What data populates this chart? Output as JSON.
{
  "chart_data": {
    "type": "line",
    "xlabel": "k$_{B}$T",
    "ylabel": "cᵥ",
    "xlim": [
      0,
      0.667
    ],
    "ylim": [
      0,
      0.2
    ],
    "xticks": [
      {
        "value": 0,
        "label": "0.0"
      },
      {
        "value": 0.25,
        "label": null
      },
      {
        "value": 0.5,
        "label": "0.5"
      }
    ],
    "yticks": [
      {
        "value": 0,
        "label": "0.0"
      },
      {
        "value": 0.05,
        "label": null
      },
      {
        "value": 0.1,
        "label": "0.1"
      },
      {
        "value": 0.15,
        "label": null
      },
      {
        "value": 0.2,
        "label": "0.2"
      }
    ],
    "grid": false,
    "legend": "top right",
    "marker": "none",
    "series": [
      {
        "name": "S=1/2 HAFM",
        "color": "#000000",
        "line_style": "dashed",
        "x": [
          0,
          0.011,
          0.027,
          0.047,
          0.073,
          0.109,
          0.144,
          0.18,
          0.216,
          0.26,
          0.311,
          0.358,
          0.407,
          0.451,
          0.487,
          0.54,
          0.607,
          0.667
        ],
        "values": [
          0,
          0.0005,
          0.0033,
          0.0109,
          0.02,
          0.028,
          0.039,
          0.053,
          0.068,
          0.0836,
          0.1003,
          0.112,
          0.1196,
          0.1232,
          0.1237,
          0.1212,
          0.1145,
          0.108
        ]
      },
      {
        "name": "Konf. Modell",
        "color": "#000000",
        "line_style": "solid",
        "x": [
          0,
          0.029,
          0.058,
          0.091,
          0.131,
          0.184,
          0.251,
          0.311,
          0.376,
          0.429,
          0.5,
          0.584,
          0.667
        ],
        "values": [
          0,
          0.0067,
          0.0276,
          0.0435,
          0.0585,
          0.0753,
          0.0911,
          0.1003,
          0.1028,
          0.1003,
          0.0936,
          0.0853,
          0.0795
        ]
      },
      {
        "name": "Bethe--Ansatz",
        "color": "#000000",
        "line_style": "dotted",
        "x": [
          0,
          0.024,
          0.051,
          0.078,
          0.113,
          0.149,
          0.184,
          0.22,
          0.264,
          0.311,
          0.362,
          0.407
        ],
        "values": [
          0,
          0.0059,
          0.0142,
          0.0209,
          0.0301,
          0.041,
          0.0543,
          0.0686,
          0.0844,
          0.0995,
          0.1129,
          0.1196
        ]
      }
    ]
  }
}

#### WORK TO BE COMPLETED
Repeat each record in full; every line must match exactly.

#### WORKED SOLUTION
What data populates this chart? Output as JSON.
{
  "chart_data": {
    "type": "line",
    "xlabel": "k$_{B}$T",
    "ylabel": "cᵥ",
    "xlim": [
      0,
      0.667
    ],
    "ylim": [
      0,
      0.2
    ],
    "xticks": [
      {
        "value": 0,
        "label": "0.0"
      },
      {
        "value": 0.25,
        "label": null
      },
      {
        "value": 0.5,
        "label": "0.5"
      }
    ],
    "yticks": [
      {
        "value": 0,
        "label": "0.0"
      },
      {
        "value": 0.05,
        "label": null
      },
      {
        "value": 0.1,
        "label": "0.1"
      },
      {
        "value": 0.15,
        "label": null
      },
      {
        "value": 0.2,
        "label": "0.2"
      }
    ],
    "grid": false,
    "legend": "top right",
    "marker": "none",
    "series": [
      {
        "name": "S=1/2 HAFM",
        "color": "#000000",
        "line_style": "dashed",
        "x": [
          0,
          0.011,
          0.027,
          0.047,
          0.073,
          0.109,
          0.144,
          0.18,
          0.216,
          0.26,
          0.311,
          0.358,
          0.407,
          0.451,
          0.487,
          0.54,
          0.607,
          0.667
        ],
        "values": [
          0,
          0.0005,
          0.0033,
          0.0109,
          0.02,
          0.028,
          0.039,
          0.053,
          0.068,
          0.0836,
          0.1003,
          0.112,
          0.1196,
          0.1232,
          0.1237,
          0.1212,
          0.1145,
          0.108
        ]
      },
      {
        "name": "Konf. Modell",
        "color": "#000000",
        "line_style": "solid",
        "x": [
          0,
          0.029,
          0.058,
          0.091,
          0.131,
          0.184,
          0.251,
          0.311,
          0.376,
          0.429,
          0.5,
          0.584,
          0.667
        ],
        "values": [
          0,
          0.0067,
          0.0276,
          0.0435,
          0.0585,
          0.0753,
          0.0911,
          0.1003,
          0.1028,
          0.1003,
          0.0936,
          0.0853,
          0.0795
        ]
      },
      {
        "name": "Bethe--Ansatz",
        "color": "#000000",
        "line_style": "dotted",
        "x": [
          0,
          0.024,
          0.051,
          0.078,
          0.113,
          0.149,
          0.184,
          0.22,
          0.264,
          0.311,
          0.362,
          0.407
        ],
        "values": [
          0,
          0.0059,
          0.0142,
          0.0209,
          0.0301,
          0.041,
          0.0543,
          0.0686,
          0.0844,
          0.0995,
          0.1129,
          0.1196
        ]
      }
    ]
  }
}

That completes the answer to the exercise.